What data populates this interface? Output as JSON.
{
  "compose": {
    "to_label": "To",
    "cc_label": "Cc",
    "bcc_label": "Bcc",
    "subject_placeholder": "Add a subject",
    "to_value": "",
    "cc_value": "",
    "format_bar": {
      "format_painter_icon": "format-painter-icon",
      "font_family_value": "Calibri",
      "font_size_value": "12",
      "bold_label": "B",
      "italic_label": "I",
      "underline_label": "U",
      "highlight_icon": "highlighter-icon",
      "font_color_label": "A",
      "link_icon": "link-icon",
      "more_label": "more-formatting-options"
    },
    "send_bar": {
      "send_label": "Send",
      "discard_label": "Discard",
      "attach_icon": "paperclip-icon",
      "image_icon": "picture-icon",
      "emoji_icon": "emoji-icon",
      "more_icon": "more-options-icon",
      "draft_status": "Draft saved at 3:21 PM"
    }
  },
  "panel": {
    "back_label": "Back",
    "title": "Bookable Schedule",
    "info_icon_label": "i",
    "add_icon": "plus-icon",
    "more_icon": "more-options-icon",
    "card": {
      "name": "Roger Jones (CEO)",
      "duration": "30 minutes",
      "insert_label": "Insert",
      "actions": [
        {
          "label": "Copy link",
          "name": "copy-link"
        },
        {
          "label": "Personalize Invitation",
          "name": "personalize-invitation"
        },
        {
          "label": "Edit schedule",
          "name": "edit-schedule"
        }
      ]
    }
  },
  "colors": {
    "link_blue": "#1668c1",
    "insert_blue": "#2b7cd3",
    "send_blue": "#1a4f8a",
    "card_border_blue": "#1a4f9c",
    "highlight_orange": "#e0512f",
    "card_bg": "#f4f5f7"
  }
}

→ **What is expected**
Pull out every line of the entries that includes the word "more".

→ **Expected answer**
      "more_label": "more-formatting-options"
      "more_icon": "more-options-icon",
    "more_icon": "more-options-icon",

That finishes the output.